§ ENTRIES PROVIDED:
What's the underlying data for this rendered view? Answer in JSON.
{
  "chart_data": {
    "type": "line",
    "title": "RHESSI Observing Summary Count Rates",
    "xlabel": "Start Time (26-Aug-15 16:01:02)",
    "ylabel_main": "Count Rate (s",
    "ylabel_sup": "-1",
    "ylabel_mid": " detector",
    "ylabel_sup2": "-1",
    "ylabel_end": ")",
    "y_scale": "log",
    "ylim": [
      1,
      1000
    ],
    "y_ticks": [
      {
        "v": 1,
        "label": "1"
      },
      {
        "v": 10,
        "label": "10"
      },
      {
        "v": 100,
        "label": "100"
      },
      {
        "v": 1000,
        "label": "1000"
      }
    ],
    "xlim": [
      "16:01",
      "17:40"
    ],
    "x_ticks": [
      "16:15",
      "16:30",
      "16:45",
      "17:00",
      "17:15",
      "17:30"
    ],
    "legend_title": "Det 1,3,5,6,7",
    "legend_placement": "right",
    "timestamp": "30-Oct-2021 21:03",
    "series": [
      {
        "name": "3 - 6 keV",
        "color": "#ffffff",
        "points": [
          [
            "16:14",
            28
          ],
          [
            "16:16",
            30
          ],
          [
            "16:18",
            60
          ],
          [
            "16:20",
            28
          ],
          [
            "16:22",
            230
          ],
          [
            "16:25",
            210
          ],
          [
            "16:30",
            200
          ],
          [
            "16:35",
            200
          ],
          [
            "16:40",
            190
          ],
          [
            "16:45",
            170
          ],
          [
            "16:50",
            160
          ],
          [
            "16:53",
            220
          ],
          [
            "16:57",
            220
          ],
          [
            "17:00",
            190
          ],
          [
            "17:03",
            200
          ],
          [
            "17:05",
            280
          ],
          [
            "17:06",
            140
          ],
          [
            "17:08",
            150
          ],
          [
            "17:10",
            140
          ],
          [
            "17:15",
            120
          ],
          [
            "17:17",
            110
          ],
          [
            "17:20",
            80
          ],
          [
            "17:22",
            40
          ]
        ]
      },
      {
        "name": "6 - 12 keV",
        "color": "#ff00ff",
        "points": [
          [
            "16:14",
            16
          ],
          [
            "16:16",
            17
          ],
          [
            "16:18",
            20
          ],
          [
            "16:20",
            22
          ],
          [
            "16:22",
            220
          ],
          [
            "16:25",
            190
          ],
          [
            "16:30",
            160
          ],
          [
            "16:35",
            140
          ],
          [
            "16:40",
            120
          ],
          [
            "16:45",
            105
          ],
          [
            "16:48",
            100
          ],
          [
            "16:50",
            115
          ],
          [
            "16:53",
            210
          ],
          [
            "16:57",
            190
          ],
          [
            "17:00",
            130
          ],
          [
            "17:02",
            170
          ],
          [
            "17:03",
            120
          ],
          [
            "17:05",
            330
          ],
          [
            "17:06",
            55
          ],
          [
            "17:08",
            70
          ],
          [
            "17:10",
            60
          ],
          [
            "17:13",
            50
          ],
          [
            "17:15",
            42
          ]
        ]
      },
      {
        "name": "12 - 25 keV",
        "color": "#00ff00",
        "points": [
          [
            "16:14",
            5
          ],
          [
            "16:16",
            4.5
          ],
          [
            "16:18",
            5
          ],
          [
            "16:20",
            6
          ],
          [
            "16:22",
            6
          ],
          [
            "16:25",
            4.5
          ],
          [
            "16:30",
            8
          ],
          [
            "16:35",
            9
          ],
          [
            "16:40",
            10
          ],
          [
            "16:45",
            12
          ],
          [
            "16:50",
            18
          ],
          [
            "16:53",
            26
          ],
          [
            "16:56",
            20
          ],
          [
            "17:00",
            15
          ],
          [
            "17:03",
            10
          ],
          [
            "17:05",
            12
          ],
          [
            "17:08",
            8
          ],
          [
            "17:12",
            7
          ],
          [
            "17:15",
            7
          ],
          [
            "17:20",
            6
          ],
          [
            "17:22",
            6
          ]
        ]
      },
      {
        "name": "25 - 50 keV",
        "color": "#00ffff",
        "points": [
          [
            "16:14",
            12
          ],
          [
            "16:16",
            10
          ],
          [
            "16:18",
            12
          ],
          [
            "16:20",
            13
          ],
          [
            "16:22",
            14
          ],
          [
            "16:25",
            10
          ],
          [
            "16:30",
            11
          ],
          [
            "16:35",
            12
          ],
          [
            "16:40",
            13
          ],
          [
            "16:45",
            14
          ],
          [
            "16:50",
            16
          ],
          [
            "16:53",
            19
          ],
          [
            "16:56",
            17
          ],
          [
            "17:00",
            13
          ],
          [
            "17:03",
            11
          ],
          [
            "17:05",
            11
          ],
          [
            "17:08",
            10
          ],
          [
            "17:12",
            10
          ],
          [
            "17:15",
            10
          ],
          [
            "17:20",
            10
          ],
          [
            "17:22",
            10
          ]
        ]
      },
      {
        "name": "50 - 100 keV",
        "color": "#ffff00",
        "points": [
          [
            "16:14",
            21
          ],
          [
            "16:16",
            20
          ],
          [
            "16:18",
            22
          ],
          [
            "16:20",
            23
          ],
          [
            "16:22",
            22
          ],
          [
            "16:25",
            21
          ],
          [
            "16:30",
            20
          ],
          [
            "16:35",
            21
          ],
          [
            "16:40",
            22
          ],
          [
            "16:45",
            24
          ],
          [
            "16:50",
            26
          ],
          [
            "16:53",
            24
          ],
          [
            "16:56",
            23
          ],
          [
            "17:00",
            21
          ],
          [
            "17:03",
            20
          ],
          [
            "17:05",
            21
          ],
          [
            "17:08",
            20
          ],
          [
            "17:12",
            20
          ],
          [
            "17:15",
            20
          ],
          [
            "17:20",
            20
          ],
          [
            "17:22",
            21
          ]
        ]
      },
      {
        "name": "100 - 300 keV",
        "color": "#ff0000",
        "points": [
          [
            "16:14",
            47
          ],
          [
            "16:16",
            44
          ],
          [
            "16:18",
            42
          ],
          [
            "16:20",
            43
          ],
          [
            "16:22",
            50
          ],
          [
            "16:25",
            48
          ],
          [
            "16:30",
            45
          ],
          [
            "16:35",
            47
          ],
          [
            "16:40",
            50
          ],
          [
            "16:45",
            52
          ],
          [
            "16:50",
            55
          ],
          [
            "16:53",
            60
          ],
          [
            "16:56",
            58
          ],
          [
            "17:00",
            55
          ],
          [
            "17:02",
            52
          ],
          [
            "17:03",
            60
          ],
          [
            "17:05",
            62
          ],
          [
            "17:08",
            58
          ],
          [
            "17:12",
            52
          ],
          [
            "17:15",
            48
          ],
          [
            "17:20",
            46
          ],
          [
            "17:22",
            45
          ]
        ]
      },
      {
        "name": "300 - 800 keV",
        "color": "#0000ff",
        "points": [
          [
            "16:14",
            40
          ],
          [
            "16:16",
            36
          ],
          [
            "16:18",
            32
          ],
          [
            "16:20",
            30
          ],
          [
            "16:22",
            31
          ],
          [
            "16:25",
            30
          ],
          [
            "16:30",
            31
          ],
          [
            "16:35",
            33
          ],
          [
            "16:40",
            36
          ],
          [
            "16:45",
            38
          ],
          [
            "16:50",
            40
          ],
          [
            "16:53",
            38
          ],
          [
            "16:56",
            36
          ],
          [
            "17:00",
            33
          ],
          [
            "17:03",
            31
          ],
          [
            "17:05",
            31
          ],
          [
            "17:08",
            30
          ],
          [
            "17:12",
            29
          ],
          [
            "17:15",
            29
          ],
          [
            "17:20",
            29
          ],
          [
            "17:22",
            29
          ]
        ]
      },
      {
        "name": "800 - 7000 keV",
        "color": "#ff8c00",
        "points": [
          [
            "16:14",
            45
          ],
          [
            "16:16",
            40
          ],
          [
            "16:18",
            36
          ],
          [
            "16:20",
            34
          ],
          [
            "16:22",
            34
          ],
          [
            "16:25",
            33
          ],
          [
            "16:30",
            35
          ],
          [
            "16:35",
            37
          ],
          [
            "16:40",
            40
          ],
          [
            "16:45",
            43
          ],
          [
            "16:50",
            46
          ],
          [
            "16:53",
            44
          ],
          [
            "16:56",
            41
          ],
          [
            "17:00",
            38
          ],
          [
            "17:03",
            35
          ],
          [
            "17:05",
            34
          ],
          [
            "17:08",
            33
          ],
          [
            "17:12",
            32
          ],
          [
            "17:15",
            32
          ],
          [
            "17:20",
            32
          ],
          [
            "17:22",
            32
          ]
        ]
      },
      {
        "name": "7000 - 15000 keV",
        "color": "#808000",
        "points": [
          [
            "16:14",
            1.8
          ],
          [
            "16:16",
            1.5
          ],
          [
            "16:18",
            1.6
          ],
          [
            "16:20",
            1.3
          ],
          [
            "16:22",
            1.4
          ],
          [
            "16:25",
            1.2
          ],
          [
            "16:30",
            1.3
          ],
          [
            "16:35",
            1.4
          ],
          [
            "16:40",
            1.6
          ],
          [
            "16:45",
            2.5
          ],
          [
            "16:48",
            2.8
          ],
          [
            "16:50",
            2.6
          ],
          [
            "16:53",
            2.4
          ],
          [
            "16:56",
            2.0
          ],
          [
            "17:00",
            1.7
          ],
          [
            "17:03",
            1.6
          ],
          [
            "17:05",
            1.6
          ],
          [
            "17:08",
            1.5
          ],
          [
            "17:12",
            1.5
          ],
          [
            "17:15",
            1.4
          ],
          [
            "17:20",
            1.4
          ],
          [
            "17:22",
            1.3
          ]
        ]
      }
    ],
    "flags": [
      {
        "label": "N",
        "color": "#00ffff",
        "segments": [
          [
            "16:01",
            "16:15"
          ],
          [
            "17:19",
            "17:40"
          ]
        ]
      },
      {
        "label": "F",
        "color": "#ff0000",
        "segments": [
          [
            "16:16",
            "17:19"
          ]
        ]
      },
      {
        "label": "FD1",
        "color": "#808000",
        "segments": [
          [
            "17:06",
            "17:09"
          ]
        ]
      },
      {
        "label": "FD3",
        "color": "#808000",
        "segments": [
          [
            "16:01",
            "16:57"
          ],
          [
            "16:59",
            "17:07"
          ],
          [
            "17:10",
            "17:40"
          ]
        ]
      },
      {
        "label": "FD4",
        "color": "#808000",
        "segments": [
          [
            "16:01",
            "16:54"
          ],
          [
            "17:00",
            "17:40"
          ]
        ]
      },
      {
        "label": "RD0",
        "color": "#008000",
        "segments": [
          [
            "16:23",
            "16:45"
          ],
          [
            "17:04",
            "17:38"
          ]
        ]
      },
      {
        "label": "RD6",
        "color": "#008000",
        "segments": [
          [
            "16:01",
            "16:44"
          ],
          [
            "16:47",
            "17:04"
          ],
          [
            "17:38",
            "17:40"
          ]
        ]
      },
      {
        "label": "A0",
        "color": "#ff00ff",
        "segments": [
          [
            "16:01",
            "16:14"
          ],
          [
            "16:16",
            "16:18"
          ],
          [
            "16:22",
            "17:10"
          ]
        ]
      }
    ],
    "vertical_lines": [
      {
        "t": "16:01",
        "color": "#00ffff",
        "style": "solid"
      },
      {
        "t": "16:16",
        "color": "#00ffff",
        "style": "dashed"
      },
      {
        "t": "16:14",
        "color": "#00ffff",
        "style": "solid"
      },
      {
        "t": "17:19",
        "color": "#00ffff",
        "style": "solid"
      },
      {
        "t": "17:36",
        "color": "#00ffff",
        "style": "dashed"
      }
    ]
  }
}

§ THE REQUEST:
Every line that holds the string "Count" should be returned.

§ RESULT OF THE EXERCISE:
    "title": "RHESSI Observing Summary Count Rates",
    "ylabel_main": "Count Rate (s",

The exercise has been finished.